▸ SEZIONE DI TESTO:
# # # # #

Partito di Alternativa Comunista

Quando Lenin diventò... trotskista

Quando Lenin diventò... trotskista

 

di Francesco Ricci

 

 

Rivoluzione borghese o rivoluzione socialista? Fin dai primi anni del Novecento, e in particolare dopo la rivoluzione russa del 1905, soffocata nel sangue, il carattere della futura rivoluzione nel Paese degli zar era dibattuto nel movimento operaio, anche a livello europeo.(1) Si confrontavano tre teorie.

 

Tre teorie a confronto

Una prima teoria era quella di coloro che si consideravano «marxisti ortodossi», guidati dal padre del marxismo russo, il menscevico Georgij Plechanov. Costoro, riducendo Marx a un determinista meccanico, sostenevano che Marx avesse stabilito che il socialismo, in base a presunte «leggi della storia», potesse nascere solo nei Paesi a capitalismo maturo; in Russia, Paese arretrato, il compito dei comunisti era quindi favorire una rivoluzione borghese, diretta dalla borghesia, e aspettare alcuni decenni o secoli che il pieno sviluppo aprisse la strada alla rivoluzione socialista (2).
Una seconda teoria era quella dei bolscevichi, guidati da Lenin, che dal 1903 costituivano formalmente una frazione del Partito operaio socialdemocratico russo, in realtà (così come la frazione menscevica) un vero e proprio partito, con propri organismi dirigenti e una propria stampa. Lenin non poneva in discussione il carattere borghese della futura rivoluzione ma, considerando la borghesia subalterna all'imperialismo e quindi incapace di dirigere la propria rivoluzione, assegnava questo ruolo a un'alleanza tra proletariato e contadini che avrebbe esaurito i compiti democratici (riforma agraria, libertà democratiche, giornata di 8 ore, ecc.) prima che si aprisse la possibilità, in una seconda tappa i cui tempi sarebbero stati dettati dallo sviluppo della rivoluzione socialista nell'Europa a capitalismo maturo, di avanzare verso la costituzione della dittatura del proletariato e l'esproprio della borghesia (3). Le differenze con la teoria menscevica erano profonde, riguardavano la direzione e i tempi della rivoluzione: ma anche in questo caso il processo era suddiviso in tappe, seppure non separate da secoli. Lo sbocco della prima tappa era per Lenin una «dittatura democratica degli operai e dei contadini», cioè una Repubblica borghese di tipo speciale.
C'era infine una posizione terza, sostenuta in forma compiuta dal solo Lev Trotsky che nel 1905 aveva svolto un ruolo di primo piano, diventando presidente di quell'organismo di lotta (e potenzialmente di potere) nato nella prima rivoluzione: il soviet di San Pietroburgo. Esterno a entrambe le due frazioni-partito di cui sopra, Trotsky rompeva con lo schema evoluzionistico sostenuto, sia pure in forma diversa, da menscevichi e bolscevichi.
Come Lenin, Trotsky non riponeva nessuna fiducia nella borghesia liberale; ma, a differenza di Lenin, non riteneva possibile separare in due tempi i compiti democratici e quelli socialisti. Per questo sosteneva che la rivoluzione avrebbe dovuto dar vita a una dittatura del proletariato egemone nell'alleanza coi contadini poveri, che avrebbe affrontato la risoluzione dei compiti democratici e socialisti indissolubilmente intrecciati. Come per Lenin, anche per Trotsky lo sviluppo della transizione al socialismo in Russia si sarebbe dato nel quadro della rivoluzione internazionale.

# # # # #

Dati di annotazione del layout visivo

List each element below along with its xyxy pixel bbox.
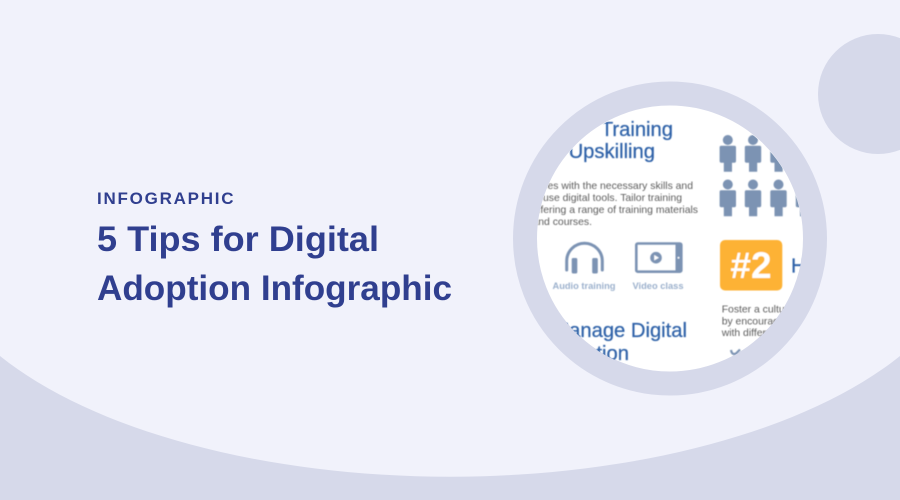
heading: manage digital adoption: Manage Digital <box>552 320 687 342</box>
badge: number 2 <box>720 240 782 290</box>
eyebrow label: INFOGRAPHIC <box>97 189 235 208</box>
culture body text <box>721 304 784 337</box>
title <box>97 220 452 308</box>
heading: manage digital adoption <box>566 321 687 361</box>
culture body text: by encouraging employees <box>722 316 846 327</box>
training body text <box>538 181 698 226</box>
heading: training and upskilling: Training <box>601 119 673 141</box>
heading fragment beside badge: Hybrid <box>791 256 849 278</box>
icon labels: Audio training <box>552 281 616 291</box>
heading: manage digital adoption: Adoption <box>549 343 629 365</box>
icon labels: Video class <box>632 281 684 291</box>
title: 5 Tips for Digital <box>97 220 379 259</box>
culture body text: with different tools <box>721 328 805 339</box>
icon fragment <box>731 350 740 354</box>
culture body text: Foster a culture of learning <box>722 304 846 315</box>
training body text: Equip employees with the necessary skills and <box>479 181 693 192</box>
bottom curved band <box>0 356 900 500</box>
people pictogram <box>720 135 812 216</box>
training body text: by offering a range of training materials <box>518 205 698 216</box>
badge: number 2: #2 <box>730 245 772 286</box>
magnifier ring <box>525 94 815 384</box>
icon: video tablet <box>636 243 682 272</box>
magnified infographic preview <box>538 120 802 361</box>
title: Adoption Infographic <box>97 269 452 308</box>
training body text: knowledge to use digital tools. Tailor training <box>479 193 682 204</box>
icon: headphones <box>567 243 602 274</box>
training body text: and courses. <box>532 217 592 228</box>
heading: training and upskilling: and Upskilling <box>529 141 655 163</box>
decorative circle top right <box>818 34 900 154</box>
icon labels <box>552 281 684 291</box>
heading: training and upskilling <box>569 120 673 163</box>
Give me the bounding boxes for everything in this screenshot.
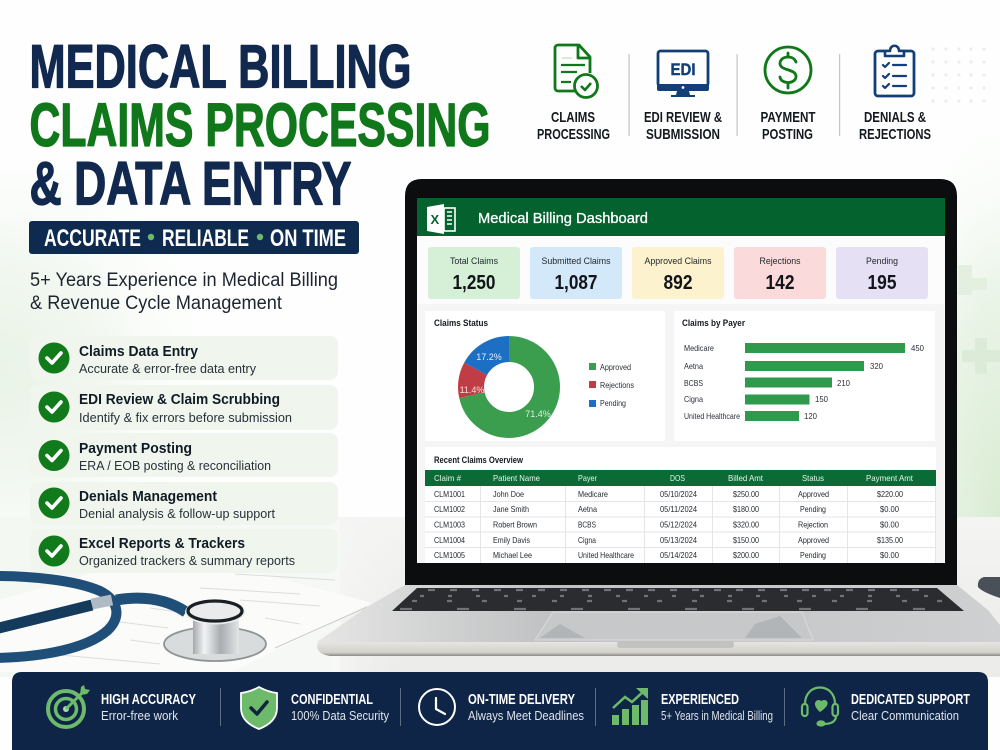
label: claims processing: PROCESSING [537, 126, 610, 143]
row 5: CLM1005 [434, 550, 465, 560]
row 3: CLM1003 [434, 520, 465, 530]
laptop base [317, 585, 1000, 656]
bar chart: 150 [815, 394, 828, 404]
donut chart [460, 349, 551, 425]
row 5: $0.00 [880, 550, 899, 560]
donut chart: 71.4% [525, 409, 551, 419]
row 2 [434, 504, 899, 514]
feature: confidential: 100% Data Security [291, 708, 389, 723]
icon: support headset [802, 688, 838, 726]
row 1 [434, 489, 903, 499]
feature: high accuracy [101, 692, 196, 723]
item: payment posting: Payment Posting [79, 441, 192, 457]
card: total claims [428, 247, 520, 299]
item: denials management: Denials Management [79, 489, 217, 505]
card: rejections: Rejections [760, 256, 801, 267]
icon: excel: X [430, 212, 440, 227]
icon: excel [427, 204, 455, 234]
row 4: Approved [798, 535, 829, 545]
row 4: CLM1004 [434, 535, 465, 545]
bar chart: Aetna [684, 361, 703, 371]
item: edi review: Identify & fix errors before submission [79, 411, 292, 425]
label: payment posting: PAYMENT [760, 109, 816, 126]
donut chart: 11.4% [460, 385, 484, 395]
divider [839, 54, 840, 136]
tagline badge [29, 221, 359, 254]
bar chart: Cigna [684, 394, 703, 404]
table header: Payment Amt [866, 473, 914, 483]
label: edi review: EDI REVIEW & [644, 109, 722, 126]
row 5: $200.00 [733, 550, 759, 560]
feature: high accuracy: HIGH ACCURACY [101, 692, 196, 708]
card: approved claims [632, 247, 724, 299]
card: pending [836, 247, 928, 299]
row 1: Approved [798, 489, 829, 499]
feature: confidential [291, 692, 389, 723]
label: edi review: SUBMISSION [646, 126, 720, 143]
feature: experienced: 5+ Years in Medical Billing [661, 708, 773, 723]
decorative dot grid [931, 47, 986, 103]
row 3 [434, 520, 899, 530]
bar chart: 450 [911, 343, 924, 353]
chestpiece [164, 600, 266, 661]
title: MEDICAL BILLING [30, 32, 412, 100]
row 3: Rejection [798, 520, 828, 530]
feature: dedicated support: Clear Communication [851, 708, 959, 723]
table header: Billed Amt [728, 473, 764, 483]
row 4 [434, 535, 903, 545]
row 1: 05/10/2024 [660, 489, 697, 499]
experience text: & Revenue Cycle Management [30, 293, 283, 314]
card: rejections: 142 [766, 272, 794, 294]
title [30, 32, 490, 218]
item: denials management: Denial analysis & follow-up support [79, 507, 276, 521]
legend: Pending [600, 398, 626, 408]
panel: services list [30, 336, 338, 573]
icon: EDI monitor [657, 51, 709, 97]
row 1: Medicare [578, 489, 608, 499]
row 4: Emily Davis [493, 535, 530, 545]
row 2: $0.00 [880, 504, 899, 514]
experience text [30, 270, 338, 314]
row 4: $135.00 [877, 535, 903, 545]
row 5 [434, 550, 899, 560]
item: edi review: EDI Review & Claim Scrubbing [79, 392, 280, 408]
label: denials and rejections: REJECTIONS [859, 126, 931, 143]
row 3: 05/12/2024 [660, 520, 697, 530]
divider [400, 688, 401, 726]
title: & DATA ENTRY [30, 150, 352, 218]
table header: Claim # [434, 473, 461, 483]
icon: shield [241, 687, 277, 729]
row 5: United Healthcare [578, 550, 634, 560]
bar chart: 210 [837, 378, 850, 388]
table header: Status [802, 473, 824, 483]
row 4: Cigna [578, 535, 596, 545]
photo: stethoscope [0, 576, 266, 661]
card: rejections [734, 247, 826, 299]
feature: on-time delivery [468, 692, 584, 723]
item: denials management [30, 482, 338, 525]
item: edi review [30, 385, 338, 430]
tagline badge: ACCURATE [44, 225, 141, 252]
bar chart: United Healthcare [684, 411, 740, 421]
panel: claims status: Claims Status [434, 318, 488, 328]
divider [220, 688, 221, 726]
row 1: CLM1001 [434, 489, 465, 499]
item: excel reports: Organized trackers & summary reports [79, 554, 295, 568]
card: total claims: 1,250 [452, 272, 496, 294]
feature: experienced [661, 692, 773, 723]
feature: confidential: CONFIDENTIAL [291, 692, 373, 708]
row 2: Pending [800, 504, 826, 514]
divider [595, 688, 596, 726]
item: payment posting: ERA / EOB posting & reconciliation [79, 459, 271, 473]
table header: Patient Name [493, 473, 540, 483]
feature: high accuracy: Error-free work [101, 708, 178, 723]
footer bar [12, 672, 988, 750]
card: approved claims: Approved Claims [644, 256, 712, 267]
KPI cards [428, 247, 928, 299]
row 1: $250.00 [733, 489, 759, 499]
icon: claims document [555, 45, 598, 98]
item: excel reports: Excel Reports & Trackers [79, 536, 245, 552]
table header: Payer [578, 473, 597, 483]
icon: target [48, 685, 90, 727]
service icons row [537, 45, 931, 143]
bar chart: BCBS [684, 378, 703, 388]
panel backdrop [418, 304, 944, 563]
legend: Rejections [600, 380, 634, 390]
panel: recent claims table: Recent Claims Overview [434, 455, 524, 465]
item: payment posting [30, 433, 338, 477]
icon: clipboard checklist [875, 46, 914, 96]
screen [417, 198, 945, 563]
icon: growth chart [612, 688, 648, 725]
photo: phone on desk [978, 577, 1000, 598]
card: pending: 195 [868, 272, 896, 294]
dashboard header: Medical Billing Dashboard [478, 210, 648, 227]
panel: claims status [425, 311, 665, 441]
row 1: $220.00 [877, 489, 903, 499]
row 2: Aetna [578, 504, 597, 514]
card: pending: Pending [866, 256, 898, 267]
row 2: CLM1002 [434, 504, 465, 514]
table header [425, 470, 936, 486]
card: submitted claims: 1,087 [554, 272, 598, 294]
row 3: BCBS [578, 520, 596, 530]
label: claims processing: CLAIMS [551, 109, 595, 126]
label: edi review [644, 109, 722, 143]
icon: dollar coin [765, 47, 811, 93]
row 4: 05/13/2024 [660, 535, 697, 545]
panel: claims by payer [674, 311, 935, 441]
item: claims data entry: Claims Data Entry [79, 344, 198, 360]
label: claims processing [537, 109, 610, 143]
row 3: $320.00 [733, 520, 759, 530]
card: submitted claims [530, 247, 622, 299]
tagline badge: ON TIME [270, 225, 346, 252]
bar chart: 120 [804, 411, 817, 421]
bar chart: 320 [870, 361, 883, 371]
row 3: Robert Brown [493, 520, 537, 530]
title: CLAIMS PROCESSING [30, 91, 490, 159]
icon: clock [419, 689, 455, 725]
label: denials and rejections [859, 109, 931, 143]
label: payment posting: POSTING [762, 126, 813, 143]
card: approved claims: 892 [664, 272, 692, 294]
row 2: Jane Smith [493, 504, 529, 514]
panel: claims by payer: Claims by Payer [682, 318, 745, 328]
row 5: 05/14/2024 [660, 550, 697, 560]
donut chart: 17.2% [476, 352, 502, 362]
tagline badge: RELIABLE [162, 225, 249, 252]
experience text: 5+ Years Experience in Medical Billing [30, 270, 338, 291]
label: denials and rejections: DENIALS & [864, 109, 926, 126]
card: total claims: Total Claims [450, 256, 498, 267]
feature: experienced: EXPERIENCED [661, 692, 739, 708]
row 5: Pending [800, 550, 826, 560]
dashboard header [417, 198, 945, 236]
row 4: $150.00 [733, 535, 759, 545]
label: payment posting [760, 109, 816, 143]
laptop bezel [405, 179, 957, 585]
laptop [317, 179, 1000, 656]
table header: DOS [670, 473, 685, 483]
panel: recent claims table [425, 447, 936, 563]
feature: on-time delivery: ON-TIME DELIVERY [468, 692, 575, 708]
card: submitted claims: Submitted Claims [542, 256, 611, 267]
item: claims data entry: Accurate & error-free data entry [79, 362, 257, 376]
legend: Approved [600, 362, 631, 372]
item: claims data entry [30, 336, 338, 380]
legend [589, 362, 634, 408]
row 2: $180.00 [733, 504, 759, 514]
feature: dedicated support [851, 692, 970, 723]
row 5: Michael Lee [493, 550, 532, 560]
table rows [434, 489, 903, 560]
divider [736, 54, 738, 136]
bar chart [684, 343, 924, 421]
divider [628, 54, 630, 136]
row 3: $0.00 [880, 520, 899, 530]
divider [784, 688, 785, 726]
icon: EDI monitor: EDI [670, 60, 696, 79]
table grid [425, 486, 936, 563]
row 1: John Doe [493, 489, 524, 499]
item: excel reports [30, 529, 338, 573]
row 2: 05/11/2024 [660, 504, 697, 514]
feature: on-time delivery: Always Meet Deadlines [468, 708, 584, 723]
bar chart: Medicare [684, 343, 714, 353]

# # # # #

▸ CONSEGNE:
1. Nel testo sul dibattito attorno alla rivoluzione russa, chi guidava coloro che si consideravano «marxisti ortodossi»?
2. In base al testo sul dibattito attorno alla rivoluzione russa, spiega perché Lenin affidava la direzione della rivoluzione borghese a un'alleanza tra proletariato e contadini.
3. Prosegui il testo sul dibattito attorno alla rivoluzione russa a partire dal punto in cui si interrompe.

▸ LE RISPOSTE:
1. Li guidava il menscevico Georgij Plechanov, padre del marxismo russo.

2. Lenin considerava la borghesia subalterna all'imperialismo e quindi incapace di dirigere la propria rivoluzione. Per questo assegnava tale ruolo a un'alleanza tra proletariato e contadini, che avrebbe esaurito i compiti democratici.

3.
Per Trotsky la «maturità» della Russia per la rivoluzione socialista dipendeva dal grado di sviluppo socio-economico (la concentrazione del proletariato industriale; il grado di organizzazione, eccetera) della Russia non presa isolatamente ma come parte di una totalità includente i Paesi «avanzati» e quelli «arretrati» che, sviluppandosi in forma diseguale ma combinata, consentiva agli arretrati di non ripercorrere lo stesso cammino già percorso dagli avanzati (4).

 

Un treno arriva alla stazione Finlandia

Il dibattito che abbiamo riassunto non si svolgeva tra accademici ma tra militanti e ogni posizione doveva trovare la propria conferma o la propria smentita nella pratica, nella storia che, come ebbe a dire Marx, è storia di lotta di classe. Sarà la rivoluzione del 1917 a chiudere la discussione, dando ragione a Trotsky.
Per garantire l'assolvimento degli obiettivi democratici (pane, pace, terra) fu necessario instaurare preliminarmente la dittatura del proletariato (sostenuto dai contadini poveri): e dunque bisognava rovesciare il governo borghese che costituiva un ostacolo sulla via del pieno potere dei soviet.
Il 3 aprile 1917 (16 aprile del nostro calendario) un cosiddetto «treno blindato» arriva alla stazione Finlandia. Su quel treno ci sono Lenin, Zinov'ev, Inessa Armand, Radek e altri dirigenti provenienti dall'esilio estero.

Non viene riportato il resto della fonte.